• [WHAT IS BEING ASKED]
Copy every entry precisely.

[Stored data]
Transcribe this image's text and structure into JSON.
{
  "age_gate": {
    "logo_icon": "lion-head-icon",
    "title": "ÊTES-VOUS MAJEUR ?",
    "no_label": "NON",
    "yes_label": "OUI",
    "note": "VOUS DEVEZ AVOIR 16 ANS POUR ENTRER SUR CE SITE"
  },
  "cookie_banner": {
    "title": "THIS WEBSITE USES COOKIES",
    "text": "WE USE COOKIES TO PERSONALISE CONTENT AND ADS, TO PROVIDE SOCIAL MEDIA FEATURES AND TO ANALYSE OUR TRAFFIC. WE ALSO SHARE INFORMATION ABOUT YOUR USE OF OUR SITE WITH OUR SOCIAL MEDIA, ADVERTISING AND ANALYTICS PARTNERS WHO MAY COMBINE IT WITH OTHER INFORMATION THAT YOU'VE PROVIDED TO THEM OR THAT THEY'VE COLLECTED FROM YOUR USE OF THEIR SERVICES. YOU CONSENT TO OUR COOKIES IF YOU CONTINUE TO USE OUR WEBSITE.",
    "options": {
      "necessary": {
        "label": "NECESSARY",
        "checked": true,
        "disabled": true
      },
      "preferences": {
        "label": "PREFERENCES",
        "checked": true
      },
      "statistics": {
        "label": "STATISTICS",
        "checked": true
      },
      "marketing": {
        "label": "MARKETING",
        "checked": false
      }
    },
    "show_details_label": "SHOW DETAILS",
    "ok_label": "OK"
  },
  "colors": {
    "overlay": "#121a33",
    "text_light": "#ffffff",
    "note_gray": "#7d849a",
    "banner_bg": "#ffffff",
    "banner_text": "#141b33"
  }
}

• [EXERCISE SOLUTION]
Transcribe this image's text and structure into JSON.
{
  "age_gate": {
    "logo_icon": "lion-head-icon",
    "title": "ÊTES-VOUS MAJEUR ?",
    "no_label": "NON",
    "yes_label": "OUI",
    "note": "VOUS DEVEZ AVOIR 16 ANS POUR ENTRER SUR CE SITE"
  },
  "cookie_banner": {
    "title": "THIS WEBSITE USES COOKIES",
    "text": "WE USE COOKIES TO PERSONALISE CONTENT AND ADS, TO PROVIDE SOCIAL MEDIA FEATURES AND TO ANALYSE OUR TRAFFIC. WE ALSO SHARE INFORMATION ABOUT YOUR USE OF OUR SITE WITH OUR SOCIAL MEDIA, ADVERTISING AND ANALYTICS PARTNERS WHO MAY COMBINE IT WITH OTHER INFORMATION THAT YOU'VE PROVIDED TO THEM OR THAT THEY'VE COLLECTED FROM YOUR USE OF THEIR SERVICES. YOU CONSENT TO OUR COOKIES IF YOU CONTINUE TO USE OUR WEBSITE.",
    "options": {
      "necessary": {
        "label": "NECESSARY",
        "checked": true,
        "disabled": true
      },
      "preferences": {
        "label": "PREFERENCES",
        "checked": true
      },
      "statistics": {
        "label": "STATISTICS",
        "checked": true
      },
      "marketing": {
        "label": "MARKETING",
        "checked": false
      }
    },
    "show_details_label": "SHOW DETAILS",
    "ok_label": "OK"
  },
  "colors": {
    "overlay": "#121a33",
    "text_light": "#ffffff",
    "note_gray": "#7d849a",
    "banner_bg": "#ffffff",
    "banner_text": "#141b33"
  }
}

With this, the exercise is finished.